## [Work request A]
Which crop does the experimental strategy in the passage on industrial dye effluent propose to irrigate?
## [Work request B]
Carry on writing the passage on industrial dye effluent and tomato irrigation, starting right after its final line.

## [Excerpt provided]
>>>>
Environmental Pollution is a hot major issue globe wide. It needs to be solved on priorities basis. Dyes are used in textile, dyeing, printing, cosmetic, leather industries etc. Most of the industries are releasing their waste directly into the water systems without treatment which is threatening aquatic life seriously. When such water is used for irrigation purpose, than crops are contaminated, which ultimately disturb the whole food chain. So, there is an utmost need to treat industrial effluent before its disposal into main water body. Industrial polluted water is used for irrigation purpose which is contaminating our crops. The attention would be focused to work on degradation/detoxification of industrial wastes using microbes, enzymatic profiles; toxicity evaluation etc. Our experimental strategy involves to irrigate the multiple varieties of Solanum lycopersicum (tomato) with normal water, with industrial effluents (polluted untreated water from three different sources) and with treated polluted water, followed by determination of different parameters like soil properties, germination, growth parameters, photosynthetic attributes, oxidants, antioxidants (enzymatic, non-enzymatic), microbial contamination of soils, protein profiling, qualitative & quantitative aspects of yield, heavy metal contents determination, estimation/localization of industrial effluents under study in root shoot leaf and fruit part. 

What actions do you propose?


The whole experimental plan will be comprised of following parts

Part I

1.      Optimization of different experimental parameters for degradation/detoxification of industrial wastes using white rot fungi (WRF)
<<<<
## [Dataset]
>>>>
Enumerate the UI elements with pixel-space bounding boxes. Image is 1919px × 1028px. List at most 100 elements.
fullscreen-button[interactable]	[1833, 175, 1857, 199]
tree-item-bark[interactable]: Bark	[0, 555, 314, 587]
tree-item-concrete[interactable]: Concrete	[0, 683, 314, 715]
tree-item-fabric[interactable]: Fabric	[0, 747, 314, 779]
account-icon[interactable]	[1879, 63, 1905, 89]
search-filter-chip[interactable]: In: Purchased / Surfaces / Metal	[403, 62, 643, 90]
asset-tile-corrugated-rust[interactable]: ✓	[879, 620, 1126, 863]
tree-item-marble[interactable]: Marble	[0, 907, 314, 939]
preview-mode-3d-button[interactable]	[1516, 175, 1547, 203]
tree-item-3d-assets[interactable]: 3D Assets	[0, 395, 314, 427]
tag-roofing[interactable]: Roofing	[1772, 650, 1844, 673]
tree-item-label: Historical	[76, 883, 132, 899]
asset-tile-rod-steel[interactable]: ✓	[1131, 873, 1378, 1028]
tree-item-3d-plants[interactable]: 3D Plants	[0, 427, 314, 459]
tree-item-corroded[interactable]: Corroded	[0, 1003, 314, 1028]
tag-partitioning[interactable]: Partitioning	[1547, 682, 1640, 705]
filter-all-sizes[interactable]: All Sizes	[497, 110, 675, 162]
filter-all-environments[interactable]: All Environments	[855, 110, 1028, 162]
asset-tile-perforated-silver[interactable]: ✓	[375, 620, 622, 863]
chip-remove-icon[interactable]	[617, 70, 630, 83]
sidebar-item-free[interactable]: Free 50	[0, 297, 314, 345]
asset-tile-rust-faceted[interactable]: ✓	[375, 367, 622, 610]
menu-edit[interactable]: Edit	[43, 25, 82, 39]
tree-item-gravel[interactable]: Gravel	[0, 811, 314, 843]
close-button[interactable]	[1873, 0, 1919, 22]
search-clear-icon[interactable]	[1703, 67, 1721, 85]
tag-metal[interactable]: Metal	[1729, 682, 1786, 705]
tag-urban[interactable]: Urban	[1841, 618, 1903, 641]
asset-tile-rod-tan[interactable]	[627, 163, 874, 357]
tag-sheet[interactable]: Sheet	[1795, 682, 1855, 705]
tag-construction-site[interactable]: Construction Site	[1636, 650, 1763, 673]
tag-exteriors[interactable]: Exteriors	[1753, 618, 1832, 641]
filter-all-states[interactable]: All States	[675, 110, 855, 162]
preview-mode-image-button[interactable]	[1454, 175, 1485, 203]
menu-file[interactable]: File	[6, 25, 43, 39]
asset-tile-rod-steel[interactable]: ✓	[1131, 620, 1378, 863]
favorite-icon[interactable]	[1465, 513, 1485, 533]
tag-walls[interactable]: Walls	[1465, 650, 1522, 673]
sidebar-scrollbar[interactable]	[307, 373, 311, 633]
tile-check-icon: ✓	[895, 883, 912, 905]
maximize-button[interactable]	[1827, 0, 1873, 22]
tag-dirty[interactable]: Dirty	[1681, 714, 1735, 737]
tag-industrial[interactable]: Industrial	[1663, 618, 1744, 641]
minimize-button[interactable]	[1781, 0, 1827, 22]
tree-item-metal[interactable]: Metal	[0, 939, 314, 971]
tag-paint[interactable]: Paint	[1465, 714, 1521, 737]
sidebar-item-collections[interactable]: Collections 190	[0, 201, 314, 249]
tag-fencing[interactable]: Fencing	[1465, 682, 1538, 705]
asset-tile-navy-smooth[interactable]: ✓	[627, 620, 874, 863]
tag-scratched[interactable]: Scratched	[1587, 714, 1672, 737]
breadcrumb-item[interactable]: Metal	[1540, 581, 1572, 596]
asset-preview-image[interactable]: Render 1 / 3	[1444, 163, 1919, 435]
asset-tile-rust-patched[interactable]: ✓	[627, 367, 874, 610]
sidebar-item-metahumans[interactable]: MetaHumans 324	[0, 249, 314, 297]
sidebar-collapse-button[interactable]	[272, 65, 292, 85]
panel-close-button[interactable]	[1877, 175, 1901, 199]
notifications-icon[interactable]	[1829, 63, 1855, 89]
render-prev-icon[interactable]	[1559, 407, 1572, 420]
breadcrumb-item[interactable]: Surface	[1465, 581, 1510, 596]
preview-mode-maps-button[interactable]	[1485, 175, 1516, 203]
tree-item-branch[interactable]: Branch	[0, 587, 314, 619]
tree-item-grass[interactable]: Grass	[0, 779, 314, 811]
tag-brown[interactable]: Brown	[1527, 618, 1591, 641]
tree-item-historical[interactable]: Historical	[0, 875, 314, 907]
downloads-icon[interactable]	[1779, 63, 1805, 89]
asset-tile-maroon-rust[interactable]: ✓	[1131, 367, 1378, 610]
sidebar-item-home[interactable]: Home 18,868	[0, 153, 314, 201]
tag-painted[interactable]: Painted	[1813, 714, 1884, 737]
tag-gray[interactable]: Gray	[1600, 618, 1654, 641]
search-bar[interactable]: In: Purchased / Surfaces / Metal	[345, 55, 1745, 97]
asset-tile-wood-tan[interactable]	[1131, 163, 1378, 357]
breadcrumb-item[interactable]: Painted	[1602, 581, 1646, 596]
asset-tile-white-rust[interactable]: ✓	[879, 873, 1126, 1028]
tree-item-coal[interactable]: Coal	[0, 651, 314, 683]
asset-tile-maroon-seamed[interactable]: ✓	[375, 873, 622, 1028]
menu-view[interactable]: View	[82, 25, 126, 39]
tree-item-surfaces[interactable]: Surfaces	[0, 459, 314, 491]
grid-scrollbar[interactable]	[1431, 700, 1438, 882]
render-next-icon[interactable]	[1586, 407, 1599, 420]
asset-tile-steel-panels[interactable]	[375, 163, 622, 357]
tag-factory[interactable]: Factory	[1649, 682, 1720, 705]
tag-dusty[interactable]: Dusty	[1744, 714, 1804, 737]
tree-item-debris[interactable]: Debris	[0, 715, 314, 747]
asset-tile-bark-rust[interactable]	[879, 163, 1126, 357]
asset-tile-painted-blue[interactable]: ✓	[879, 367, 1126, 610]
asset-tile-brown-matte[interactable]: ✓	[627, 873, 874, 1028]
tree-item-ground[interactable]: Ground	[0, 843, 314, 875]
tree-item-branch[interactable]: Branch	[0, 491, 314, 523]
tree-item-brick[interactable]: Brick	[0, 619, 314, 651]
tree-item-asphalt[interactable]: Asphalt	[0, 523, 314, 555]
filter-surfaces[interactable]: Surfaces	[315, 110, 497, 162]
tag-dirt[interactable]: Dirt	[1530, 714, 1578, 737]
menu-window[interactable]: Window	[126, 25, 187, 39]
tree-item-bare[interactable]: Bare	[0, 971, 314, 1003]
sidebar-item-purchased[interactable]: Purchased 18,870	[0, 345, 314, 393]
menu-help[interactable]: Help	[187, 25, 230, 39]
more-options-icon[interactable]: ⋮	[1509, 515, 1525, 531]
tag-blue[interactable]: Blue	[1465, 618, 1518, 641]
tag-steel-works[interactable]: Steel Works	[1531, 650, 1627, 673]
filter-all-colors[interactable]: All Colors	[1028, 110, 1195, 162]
<<<<
## [Task output A]
Multiple varieties of Solanum lycopersicum (tomato).

## [Task output B]
2.      To study the ligninolytic enzymes profile of WRF responsible decolorization as well as de-toxification of industrial effluents

3.      Spectral analysis of metabolites of treated industrial effluents

4.      Toxicity estimation of treated industrial effluents

Part II

Multiple varieties of Solanum lycopersicum (tomato) will be grown in pots and will be irrigated as follow

a-      Control- irrigation with normal water

b-       T1- Irrigation with industrial effluents (polluted untreated water from three different sources)

             T2- irrigation with treated polluted water

Different parameters like soil properties, germination, growth parameters, photosynthetic attributes, oxidants, antioxidants (enzymatic, non-enzymatic), microbial contamination of soils, protein profiling, qualitative & quantitative aspects of yield, estimation/localization of industrial effluents under study in root shoot leaf and fruit part, will be taken into account.


A.       Scientific/technical methodology (give details):


1. Degradation/Mineralization of Industrial effluents using white rot fungi

Different strains of fungi will be grown on Kirk’s medium slants for a period of one week at optimum pH and temperature, purified and stored at 4°C.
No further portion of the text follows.